┌────────

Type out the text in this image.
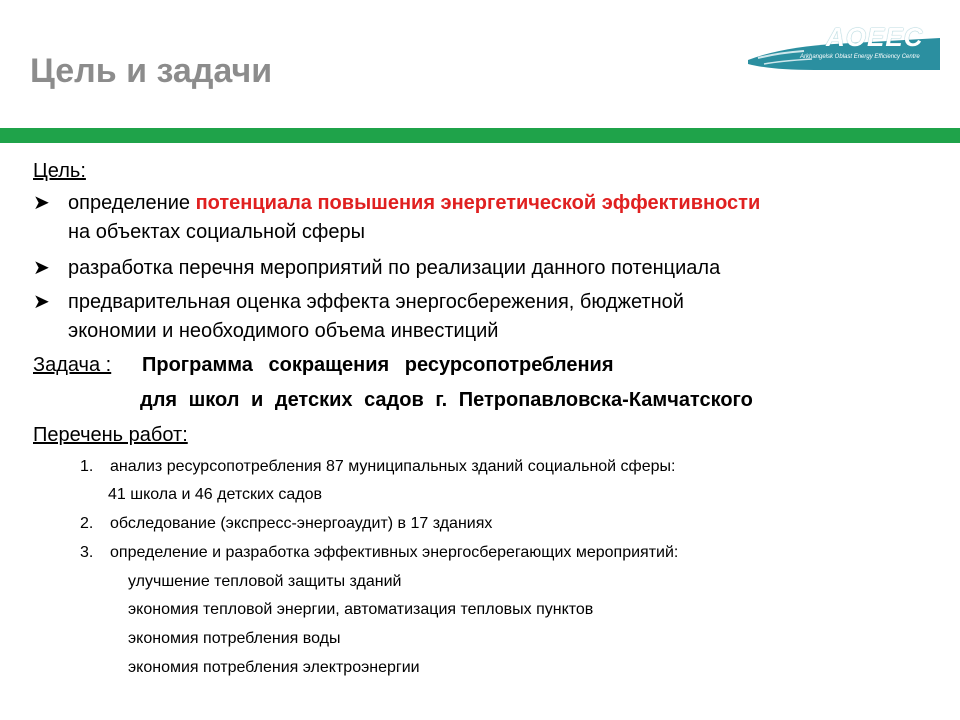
Цель и задачи
AOEEC
Arkhangelsk Oblast Energy Efficiency Centre
Цель:
➤ определение потенциала повышения энергетической эффективности
на объектах социальной сферы
➤ разработка перечня мероприятий по реализации данного потенциала
➤ предварительная оценка эффекта энергосбережения, бюджетной
экономии и необходимого объема инвестиций
Задача : Программа сокращения ресурсопотребления
для школ и детских садов г. Петропавловска-Камчатского
Перечень работ:
1. анализ ресурсопотребления 87 муниципальных зданий социальной сферы:
41 школа и 46 детских садов
2. обследование (экспресс-энергоаудит) в 17 зданиях
3. определение и разработка эффективных энергосберегающих мероприятий:
улучшение тепловой защиты зданий
экономия тепловой энергии, автоматизация тепловых пунктов
экономия потребления воды
экономия потребления электроэнергии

└────────

== What the exercise asks ==
Reproduce every record above exactly, omitting the pictures.

== Completed task ==
Type out the text in this image.
Цель и задачи
AOEEC
Arkhangelsk Oblast Energy Efficiency Centre
Цель:
➤ определение потенциала повышения энергетической эффективности
на объектах социальной сферы
➤ разработка перечня мероприятий по реализации данного потенциала
➤ предварительная оценка эффекта энергосбережения, бюджетной
экономии и необходимого объема инвестиций
Задача : Программа сокращения ресурсопотребления
для школ и детских садов г. Петропавловска-Камчатского
Перечень работ:
1. анализ ресурсопотребления 87 муниципальных зданий социальной сферы:
41 школа и 46 детских садов
2. обследование (экспресс-энергоаудит) в 17 зданиях
3. определение и разработка эффективных энергосберегающих мероприятий:
улучшение тепловой защиты зданий
экономия тепловой энергии, автоматизация тепловых пунктов
экономия потребления воды
экономия потребления электроэнергии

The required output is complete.